__Dataset extract__
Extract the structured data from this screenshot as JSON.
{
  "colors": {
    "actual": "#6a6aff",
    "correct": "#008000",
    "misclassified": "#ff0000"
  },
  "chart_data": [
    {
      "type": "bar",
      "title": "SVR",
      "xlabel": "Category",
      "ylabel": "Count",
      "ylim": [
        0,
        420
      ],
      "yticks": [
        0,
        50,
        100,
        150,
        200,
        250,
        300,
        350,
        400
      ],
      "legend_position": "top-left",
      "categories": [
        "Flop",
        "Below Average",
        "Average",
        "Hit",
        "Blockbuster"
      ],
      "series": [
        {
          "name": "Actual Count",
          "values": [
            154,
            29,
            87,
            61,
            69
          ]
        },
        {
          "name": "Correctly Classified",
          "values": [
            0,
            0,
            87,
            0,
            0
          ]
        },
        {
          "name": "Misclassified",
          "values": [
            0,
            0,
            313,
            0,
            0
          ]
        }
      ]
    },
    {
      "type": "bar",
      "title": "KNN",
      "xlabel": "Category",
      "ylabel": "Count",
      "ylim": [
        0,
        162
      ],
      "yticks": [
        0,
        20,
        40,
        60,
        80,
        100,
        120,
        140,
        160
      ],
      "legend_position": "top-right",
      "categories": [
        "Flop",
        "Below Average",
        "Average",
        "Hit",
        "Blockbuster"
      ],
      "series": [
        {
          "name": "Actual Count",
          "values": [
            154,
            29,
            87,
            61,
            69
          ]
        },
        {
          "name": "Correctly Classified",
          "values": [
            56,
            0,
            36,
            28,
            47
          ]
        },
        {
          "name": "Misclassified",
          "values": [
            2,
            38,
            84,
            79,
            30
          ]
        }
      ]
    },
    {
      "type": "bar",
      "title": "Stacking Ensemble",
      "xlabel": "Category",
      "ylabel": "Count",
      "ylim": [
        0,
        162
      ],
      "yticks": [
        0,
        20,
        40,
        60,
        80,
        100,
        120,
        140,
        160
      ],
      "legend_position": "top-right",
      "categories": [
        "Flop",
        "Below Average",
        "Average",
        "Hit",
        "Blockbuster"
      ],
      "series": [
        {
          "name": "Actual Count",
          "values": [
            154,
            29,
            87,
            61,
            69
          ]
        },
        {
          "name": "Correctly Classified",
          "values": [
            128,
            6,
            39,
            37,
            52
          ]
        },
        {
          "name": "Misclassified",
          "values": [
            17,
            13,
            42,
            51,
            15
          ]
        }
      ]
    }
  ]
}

__Requirement__
Give the records above again, word for word.

__Task result__
Extract the structured data from this screenshot as JSON.
{
  "colors": {
    "actual": "#6a6aff",
    "correct": "#008000",
    "misclassified": "#ff0000"
  },
  "chart_data": [
    {
      "type": "bar",
      "title": "SVR",
      "xlabel": "Category",
      "ylabel": "Count",
      "ylim": [
        0,
        420
      ],
      "yticks": [
        0,
        50,
        100,
        150,
        200,
        250,
        300,
        350,
        400
      ],
      "legend_position": "top-left",
      "categories": [
        "Flop",
        "Below Average",
        "Average",
        "Hit",
        "Blockbuster"
      ],
      "series": [
        {
          "name": "Actual Count",
          "values": [
            154,
            29,
            87,
            61,
            69
          ]
        },
        {
          "name": "Correctly Classified",
          "values": [
            0,
            0,
            87,
            0,
            0
          ]
        },
        {
          "name": "Misclassified",
          "values": [
            0,
            0,
            313,
            0,
            0
          ]
        }
      ]
    },
    {
      "type": "bar",
      "title": "KNN",
      "xlabel": "Category",
      "ylabel": "Count",
      "ylim": [
        0,
        162
      ],
      "yticks": [
        0,
        20,
        40,
        60,
        80,
        100,
        120,
        140,
        160
      ],
      "legend_position": "top-right",
      "categories": [
        "Flop",
        "Below Average",
        "Average",
        "Hit",
        "Blockbuster"
      ],
      "series": [
        {
          "name": "Actual Count",
          "values": [
            154,
            29,
            87,
            61,
            69
          ]
        },
        {
          "name": "Correctly Classified",
          "values": [
            56,
            0,
            36,
            28,
            47
          ]
        },
        {
          "name": "Misclassified",
          "values": [
            2,
            38,
            84,
            79,
            30
          ]
        }
      ]
    },
    {
      "type": "bar",
      "title": "Stacking Ensemble",
      "xlabel": "Category",
      "ylabel": "Count",
      "ylim": [
        0,
        162
      ],
      "yticks": [
        0,
        20,
        40,
        60,
        80,
        100,
        120,
        140,
        160
      ],
      "legend_position": "top-right",
      "categories": [
        "Flop",
        "Below Average",
        "Average",
        "Hit",
        "Blockbuster"
      ],
      "series": [
        {
          "name": "Actual Count",
          "values": [
            154,
            29,
            87,
            61,
            69
          ]
        },
        {
          "name": "Correctly Classified",
          "values": [
            128,
            6,
            39,
            37,
            52
          ]
        },
        {
          "name": "Misclassified",
          "values": [
            17,
            13,
            42,
            51,
            15
          ]
        }
      ]
    }
  ]
}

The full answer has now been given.